**Task to carry out**
Note how many lines in the entries contain the string "Network", then give that number and nothing else.

**Dataset rows**

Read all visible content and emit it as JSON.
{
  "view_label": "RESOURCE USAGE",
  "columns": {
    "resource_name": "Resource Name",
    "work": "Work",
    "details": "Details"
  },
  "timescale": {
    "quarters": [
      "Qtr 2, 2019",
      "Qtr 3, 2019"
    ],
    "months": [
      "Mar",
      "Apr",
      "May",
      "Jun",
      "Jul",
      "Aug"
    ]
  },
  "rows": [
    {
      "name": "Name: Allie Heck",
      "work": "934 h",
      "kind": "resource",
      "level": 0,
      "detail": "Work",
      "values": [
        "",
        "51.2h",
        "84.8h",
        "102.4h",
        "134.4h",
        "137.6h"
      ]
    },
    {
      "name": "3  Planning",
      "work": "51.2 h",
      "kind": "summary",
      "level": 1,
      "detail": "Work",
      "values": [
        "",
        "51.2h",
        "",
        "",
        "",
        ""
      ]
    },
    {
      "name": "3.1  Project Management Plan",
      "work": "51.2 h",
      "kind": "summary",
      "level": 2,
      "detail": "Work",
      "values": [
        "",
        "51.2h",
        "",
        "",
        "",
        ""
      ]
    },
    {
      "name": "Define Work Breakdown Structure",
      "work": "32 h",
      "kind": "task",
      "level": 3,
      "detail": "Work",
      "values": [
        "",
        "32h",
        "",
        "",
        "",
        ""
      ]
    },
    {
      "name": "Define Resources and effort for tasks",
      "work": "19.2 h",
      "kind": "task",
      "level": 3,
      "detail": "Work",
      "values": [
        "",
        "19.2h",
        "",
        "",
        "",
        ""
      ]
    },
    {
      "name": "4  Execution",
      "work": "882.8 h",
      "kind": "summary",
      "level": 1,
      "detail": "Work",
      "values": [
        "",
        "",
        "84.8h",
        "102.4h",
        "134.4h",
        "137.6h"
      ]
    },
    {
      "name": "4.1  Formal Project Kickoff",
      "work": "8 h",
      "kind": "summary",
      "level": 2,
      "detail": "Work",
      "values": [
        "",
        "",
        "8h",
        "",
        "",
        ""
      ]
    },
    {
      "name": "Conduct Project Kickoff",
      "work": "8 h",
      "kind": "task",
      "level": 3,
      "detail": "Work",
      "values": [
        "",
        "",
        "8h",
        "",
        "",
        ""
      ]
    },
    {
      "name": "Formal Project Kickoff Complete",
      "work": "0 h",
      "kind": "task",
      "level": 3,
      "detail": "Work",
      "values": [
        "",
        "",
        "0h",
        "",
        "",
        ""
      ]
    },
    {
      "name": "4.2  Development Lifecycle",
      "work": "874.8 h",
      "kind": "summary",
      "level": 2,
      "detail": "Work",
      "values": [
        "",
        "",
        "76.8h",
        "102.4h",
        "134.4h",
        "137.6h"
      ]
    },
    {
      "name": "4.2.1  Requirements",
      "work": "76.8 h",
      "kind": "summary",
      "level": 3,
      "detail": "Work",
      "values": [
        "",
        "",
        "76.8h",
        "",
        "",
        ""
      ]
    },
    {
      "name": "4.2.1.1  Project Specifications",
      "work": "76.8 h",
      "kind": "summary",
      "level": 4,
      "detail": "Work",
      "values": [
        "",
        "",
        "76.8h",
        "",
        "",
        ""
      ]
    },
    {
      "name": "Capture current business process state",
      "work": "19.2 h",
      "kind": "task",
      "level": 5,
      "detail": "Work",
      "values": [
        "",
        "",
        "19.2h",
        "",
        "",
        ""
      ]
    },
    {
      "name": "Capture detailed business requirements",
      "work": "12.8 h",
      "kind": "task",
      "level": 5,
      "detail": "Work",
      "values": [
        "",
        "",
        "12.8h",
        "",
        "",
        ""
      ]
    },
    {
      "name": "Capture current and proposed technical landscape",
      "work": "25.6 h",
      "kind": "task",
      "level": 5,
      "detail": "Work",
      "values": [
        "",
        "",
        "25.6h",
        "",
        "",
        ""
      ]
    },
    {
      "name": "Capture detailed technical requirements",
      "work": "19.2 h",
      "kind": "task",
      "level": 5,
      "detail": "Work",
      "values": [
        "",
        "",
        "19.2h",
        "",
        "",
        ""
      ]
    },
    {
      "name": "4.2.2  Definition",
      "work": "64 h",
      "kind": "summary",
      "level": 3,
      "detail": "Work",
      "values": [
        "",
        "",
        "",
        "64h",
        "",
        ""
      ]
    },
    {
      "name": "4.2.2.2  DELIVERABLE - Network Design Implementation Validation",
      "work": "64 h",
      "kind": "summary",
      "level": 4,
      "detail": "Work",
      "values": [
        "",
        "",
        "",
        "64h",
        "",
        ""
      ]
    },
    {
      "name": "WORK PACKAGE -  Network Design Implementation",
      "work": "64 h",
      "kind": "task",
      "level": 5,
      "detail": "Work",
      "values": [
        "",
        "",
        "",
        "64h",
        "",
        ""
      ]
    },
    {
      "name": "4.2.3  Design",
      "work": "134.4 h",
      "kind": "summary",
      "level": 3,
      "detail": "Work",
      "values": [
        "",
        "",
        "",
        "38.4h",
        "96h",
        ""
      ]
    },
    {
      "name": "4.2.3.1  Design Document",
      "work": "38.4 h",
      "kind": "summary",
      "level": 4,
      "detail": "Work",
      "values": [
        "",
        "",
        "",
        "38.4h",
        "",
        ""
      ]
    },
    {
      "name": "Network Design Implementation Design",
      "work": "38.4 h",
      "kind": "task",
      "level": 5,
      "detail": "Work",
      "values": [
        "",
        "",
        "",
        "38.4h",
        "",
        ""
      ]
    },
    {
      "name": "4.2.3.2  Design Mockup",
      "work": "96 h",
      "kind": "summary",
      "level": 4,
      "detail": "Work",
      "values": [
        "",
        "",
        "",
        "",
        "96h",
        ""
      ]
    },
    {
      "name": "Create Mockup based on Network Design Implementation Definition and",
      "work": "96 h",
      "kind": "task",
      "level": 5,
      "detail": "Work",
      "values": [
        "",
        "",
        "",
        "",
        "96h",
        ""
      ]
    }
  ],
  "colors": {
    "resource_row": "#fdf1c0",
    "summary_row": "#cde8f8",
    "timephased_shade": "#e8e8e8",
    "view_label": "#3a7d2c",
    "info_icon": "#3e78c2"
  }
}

**Exercise answer**
4